:: WHAT NEEDS TO BE DONE ::
Wherever the word "screenshot" appears in a line, extract that line.

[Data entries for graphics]
— Start —
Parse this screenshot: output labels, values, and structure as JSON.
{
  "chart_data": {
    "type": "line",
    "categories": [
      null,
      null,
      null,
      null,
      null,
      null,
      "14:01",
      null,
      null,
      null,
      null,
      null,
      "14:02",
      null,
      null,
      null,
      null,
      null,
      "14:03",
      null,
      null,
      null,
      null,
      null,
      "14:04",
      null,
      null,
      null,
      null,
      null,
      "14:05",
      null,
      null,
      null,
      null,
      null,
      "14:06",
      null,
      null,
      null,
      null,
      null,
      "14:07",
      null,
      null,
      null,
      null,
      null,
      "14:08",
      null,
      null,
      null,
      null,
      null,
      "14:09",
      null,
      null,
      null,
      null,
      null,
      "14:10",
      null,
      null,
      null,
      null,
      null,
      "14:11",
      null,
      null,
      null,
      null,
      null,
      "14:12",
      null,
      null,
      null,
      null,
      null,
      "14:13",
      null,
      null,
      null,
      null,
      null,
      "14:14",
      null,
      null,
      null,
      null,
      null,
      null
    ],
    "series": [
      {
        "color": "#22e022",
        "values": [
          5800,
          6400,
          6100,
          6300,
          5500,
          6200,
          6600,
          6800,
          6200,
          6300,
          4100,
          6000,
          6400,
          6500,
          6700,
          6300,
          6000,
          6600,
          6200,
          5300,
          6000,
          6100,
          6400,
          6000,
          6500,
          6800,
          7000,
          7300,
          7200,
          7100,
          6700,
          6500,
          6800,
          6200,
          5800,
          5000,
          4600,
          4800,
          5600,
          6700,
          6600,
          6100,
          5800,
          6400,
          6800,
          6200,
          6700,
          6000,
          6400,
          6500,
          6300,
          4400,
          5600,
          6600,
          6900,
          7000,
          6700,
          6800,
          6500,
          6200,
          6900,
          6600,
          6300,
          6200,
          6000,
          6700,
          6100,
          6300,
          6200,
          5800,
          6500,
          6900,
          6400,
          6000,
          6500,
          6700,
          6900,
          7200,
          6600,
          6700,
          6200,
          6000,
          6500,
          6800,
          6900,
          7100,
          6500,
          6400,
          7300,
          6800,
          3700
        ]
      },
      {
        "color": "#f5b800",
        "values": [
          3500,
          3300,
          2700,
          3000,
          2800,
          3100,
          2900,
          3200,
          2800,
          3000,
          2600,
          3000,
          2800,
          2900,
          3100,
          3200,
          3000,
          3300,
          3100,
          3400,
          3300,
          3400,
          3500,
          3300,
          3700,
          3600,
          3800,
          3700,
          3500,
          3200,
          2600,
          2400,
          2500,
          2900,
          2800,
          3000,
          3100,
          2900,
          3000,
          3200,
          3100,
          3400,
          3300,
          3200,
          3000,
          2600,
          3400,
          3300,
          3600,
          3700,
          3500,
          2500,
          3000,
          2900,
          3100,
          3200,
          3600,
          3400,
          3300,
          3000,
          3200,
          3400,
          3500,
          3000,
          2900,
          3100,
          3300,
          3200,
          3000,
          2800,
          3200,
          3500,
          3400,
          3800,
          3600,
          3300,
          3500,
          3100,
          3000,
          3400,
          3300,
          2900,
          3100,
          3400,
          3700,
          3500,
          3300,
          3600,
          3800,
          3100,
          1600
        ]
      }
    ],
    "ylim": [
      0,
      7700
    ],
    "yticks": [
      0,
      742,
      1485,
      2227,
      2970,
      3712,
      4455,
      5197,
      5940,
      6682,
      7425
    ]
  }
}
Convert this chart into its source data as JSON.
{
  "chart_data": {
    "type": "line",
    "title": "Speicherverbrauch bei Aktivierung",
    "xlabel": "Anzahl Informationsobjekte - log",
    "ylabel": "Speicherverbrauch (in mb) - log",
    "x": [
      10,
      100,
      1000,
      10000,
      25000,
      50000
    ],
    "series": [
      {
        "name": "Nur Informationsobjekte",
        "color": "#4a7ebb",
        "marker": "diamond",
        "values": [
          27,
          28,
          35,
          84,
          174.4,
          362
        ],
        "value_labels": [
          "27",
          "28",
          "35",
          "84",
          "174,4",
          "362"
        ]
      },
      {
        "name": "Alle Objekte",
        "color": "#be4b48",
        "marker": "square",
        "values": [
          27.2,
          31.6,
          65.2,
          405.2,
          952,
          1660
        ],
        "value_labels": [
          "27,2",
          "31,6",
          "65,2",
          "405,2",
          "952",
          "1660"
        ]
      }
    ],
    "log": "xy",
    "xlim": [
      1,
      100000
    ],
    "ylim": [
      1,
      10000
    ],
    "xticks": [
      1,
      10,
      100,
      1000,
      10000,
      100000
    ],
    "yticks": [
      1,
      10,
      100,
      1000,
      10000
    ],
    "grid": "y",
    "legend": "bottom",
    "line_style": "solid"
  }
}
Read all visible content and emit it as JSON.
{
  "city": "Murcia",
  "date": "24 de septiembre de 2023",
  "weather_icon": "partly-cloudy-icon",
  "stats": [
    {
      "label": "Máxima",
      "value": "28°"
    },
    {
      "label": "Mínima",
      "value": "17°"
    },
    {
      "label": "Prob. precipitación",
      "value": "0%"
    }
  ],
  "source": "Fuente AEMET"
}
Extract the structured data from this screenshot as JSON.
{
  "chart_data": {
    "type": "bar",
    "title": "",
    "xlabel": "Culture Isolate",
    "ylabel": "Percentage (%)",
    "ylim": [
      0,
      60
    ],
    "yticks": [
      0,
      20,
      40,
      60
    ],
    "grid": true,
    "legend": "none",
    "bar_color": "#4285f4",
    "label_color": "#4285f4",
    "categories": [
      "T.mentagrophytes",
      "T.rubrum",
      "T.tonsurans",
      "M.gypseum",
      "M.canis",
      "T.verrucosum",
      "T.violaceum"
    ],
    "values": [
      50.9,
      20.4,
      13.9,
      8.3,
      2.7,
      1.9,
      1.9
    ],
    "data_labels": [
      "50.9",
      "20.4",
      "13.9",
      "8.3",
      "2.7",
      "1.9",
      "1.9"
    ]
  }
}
— End —
:: RESULT FOR THIS TASK ::
Parse this screenshot: output labels, values, and structure as JSON.
Extract the structured data from this screenshot as JSON.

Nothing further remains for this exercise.